**Information given:**
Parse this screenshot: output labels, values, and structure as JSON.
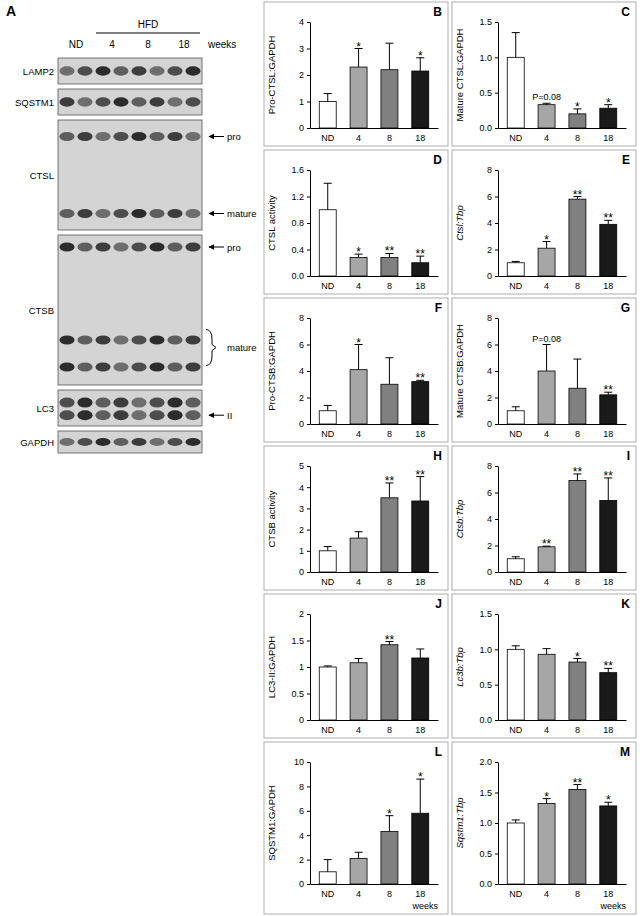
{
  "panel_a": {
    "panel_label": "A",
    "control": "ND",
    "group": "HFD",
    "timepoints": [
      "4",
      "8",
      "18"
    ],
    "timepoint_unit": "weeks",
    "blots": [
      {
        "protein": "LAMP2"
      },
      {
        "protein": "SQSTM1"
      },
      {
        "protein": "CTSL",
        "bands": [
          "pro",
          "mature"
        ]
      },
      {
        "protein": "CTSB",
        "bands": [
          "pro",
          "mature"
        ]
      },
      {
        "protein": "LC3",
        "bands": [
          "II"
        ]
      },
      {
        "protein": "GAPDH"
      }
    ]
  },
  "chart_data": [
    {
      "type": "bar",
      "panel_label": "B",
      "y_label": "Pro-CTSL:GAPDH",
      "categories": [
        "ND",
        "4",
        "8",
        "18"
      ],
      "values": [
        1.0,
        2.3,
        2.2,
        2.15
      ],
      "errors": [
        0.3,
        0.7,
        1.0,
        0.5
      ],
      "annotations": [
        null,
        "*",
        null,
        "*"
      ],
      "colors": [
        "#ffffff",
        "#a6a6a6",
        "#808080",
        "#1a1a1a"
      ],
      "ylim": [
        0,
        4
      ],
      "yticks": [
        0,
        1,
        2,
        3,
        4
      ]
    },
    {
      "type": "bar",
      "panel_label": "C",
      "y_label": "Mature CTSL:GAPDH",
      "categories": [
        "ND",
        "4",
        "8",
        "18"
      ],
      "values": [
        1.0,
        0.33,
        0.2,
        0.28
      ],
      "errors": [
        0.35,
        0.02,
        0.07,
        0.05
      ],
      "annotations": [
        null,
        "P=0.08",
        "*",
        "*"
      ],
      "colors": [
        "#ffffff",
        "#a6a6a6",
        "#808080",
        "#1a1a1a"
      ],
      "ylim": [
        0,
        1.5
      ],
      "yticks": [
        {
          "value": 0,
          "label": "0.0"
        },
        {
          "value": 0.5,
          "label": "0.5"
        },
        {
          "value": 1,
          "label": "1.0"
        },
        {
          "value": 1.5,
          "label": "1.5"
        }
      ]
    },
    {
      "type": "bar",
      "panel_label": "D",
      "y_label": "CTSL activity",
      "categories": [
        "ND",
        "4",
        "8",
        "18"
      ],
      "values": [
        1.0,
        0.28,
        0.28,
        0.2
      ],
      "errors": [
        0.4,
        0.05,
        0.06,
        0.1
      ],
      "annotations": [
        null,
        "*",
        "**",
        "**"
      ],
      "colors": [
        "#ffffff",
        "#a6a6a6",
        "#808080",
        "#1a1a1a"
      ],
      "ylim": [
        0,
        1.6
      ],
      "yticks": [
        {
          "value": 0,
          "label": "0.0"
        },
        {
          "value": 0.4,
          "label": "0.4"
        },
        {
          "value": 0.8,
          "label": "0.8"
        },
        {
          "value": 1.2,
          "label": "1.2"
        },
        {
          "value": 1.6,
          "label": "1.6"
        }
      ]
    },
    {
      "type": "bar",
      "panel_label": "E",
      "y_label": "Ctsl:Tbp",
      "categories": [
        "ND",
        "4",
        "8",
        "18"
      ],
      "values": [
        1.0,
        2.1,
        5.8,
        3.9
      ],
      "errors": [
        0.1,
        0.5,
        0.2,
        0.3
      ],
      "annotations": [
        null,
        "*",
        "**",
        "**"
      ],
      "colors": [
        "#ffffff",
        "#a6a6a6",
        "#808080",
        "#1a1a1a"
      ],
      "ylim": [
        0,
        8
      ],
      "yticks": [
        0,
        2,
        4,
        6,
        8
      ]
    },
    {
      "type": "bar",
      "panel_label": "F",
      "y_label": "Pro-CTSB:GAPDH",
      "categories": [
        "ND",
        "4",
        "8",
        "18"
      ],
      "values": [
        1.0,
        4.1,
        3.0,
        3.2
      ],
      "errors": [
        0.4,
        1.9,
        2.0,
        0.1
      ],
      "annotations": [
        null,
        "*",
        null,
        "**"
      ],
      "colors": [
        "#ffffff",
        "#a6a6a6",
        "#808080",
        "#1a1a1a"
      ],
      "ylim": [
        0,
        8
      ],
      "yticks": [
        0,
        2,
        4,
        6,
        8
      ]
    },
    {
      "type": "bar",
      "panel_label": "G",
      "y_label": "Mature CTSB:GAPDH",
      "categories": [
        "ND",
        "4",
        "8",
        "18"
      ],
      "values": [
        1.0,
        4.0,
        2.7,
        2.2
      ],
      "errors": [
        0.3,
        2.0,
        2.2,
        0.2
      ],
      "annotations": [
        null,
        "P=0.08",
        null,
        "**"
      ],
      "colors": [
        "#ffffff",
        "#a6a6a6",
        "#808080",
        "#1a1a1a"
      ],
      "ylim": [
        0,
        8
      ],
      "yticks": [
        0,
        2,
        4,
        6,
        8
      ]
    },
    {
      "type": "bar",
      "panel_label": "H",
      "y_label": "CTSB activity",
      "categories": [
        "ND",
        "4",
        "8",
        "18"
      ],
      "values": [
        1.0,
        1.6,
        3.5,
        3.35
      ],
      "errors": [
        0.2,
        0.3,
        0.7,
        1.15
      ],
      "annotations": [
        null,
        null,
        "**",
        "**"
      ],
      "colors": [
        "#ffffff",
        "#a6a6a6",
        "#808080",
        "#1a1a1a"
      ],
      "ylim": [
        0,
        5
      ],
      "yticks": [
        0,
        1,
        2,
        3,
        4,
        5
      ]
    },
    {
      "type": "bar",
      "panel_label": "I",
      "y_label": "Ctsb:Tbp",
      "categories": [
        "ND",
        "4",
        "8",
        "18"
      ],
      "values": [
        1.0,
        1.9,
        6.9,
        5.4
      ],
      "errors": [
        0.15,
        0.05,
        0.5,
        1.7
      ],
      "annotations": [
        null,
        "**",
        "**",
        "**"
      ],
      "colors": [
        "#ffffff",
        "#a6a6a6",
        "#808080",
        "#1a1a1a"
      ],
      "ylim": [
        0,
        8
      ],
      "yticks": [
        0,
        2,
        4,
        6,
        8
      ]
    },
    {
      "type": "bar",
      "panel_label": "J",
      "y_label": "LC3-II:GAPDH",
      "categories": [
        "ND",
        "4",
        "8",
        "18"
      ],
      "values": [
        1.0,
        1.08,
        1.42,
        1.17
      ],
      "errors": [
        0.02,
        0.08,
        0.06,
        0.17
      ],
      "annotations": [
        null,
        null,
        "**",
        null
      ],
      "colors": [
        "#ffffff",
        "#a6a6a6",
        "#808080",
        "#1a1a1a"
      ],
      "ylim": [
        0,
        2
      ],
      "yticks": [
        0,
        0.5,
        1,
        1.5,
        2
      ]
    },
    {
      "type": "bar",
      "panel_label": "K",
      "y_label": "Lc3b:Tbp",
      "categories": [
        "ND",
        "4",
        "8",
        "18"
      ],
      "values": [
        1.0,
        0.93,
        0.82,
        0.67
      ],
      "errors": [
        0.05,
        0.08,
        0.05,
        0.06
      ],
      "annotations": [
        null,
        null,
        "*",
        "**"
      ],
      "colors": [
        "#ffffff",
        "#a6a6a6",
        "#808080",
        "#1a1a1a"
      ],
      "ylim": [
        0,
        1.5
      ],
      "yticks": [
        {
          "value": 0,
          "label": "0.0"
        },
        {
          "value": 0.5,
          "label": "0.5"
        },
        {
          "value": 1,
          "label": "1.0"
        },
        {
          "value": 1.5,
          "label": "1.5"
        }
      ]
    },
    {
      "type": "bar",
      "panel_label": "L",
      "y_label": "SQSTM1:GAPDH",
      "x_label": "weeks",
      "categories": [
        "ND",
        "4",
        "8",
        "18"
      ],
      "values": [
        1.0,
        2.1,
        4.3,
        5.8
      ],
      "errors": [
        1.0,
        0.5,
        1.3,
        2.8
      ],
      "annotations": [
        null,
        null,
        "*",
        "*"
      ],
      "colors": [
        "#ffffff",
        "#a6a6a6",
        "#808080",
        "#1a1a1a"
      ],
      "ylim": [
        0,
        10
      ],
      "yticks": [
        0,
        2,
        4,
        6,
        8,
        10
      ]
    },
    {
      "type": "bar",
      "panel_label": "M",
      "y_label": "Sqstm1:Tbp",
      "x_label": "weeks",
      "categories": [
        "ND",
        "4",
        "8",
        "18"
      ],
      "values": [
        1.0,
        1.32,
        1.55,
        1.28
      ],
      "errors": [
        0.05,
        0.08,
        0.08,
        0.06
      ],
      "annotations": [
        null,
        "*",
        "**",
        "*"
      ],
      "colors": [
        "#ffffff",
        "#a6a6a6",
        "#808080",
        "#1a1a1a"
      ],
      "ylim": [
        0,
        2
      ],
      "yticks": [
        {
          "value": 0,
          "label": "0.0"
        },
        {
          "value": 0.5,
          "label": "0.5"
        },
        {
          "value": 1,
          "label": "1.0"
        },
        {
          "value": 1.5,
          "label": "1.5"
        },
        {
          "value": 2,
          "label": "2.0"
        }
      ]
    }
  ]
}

**Work required:**
Looking at the records above, work out how many lines contain "GAPDH". Give the number only.

**Answer to the problem:**
7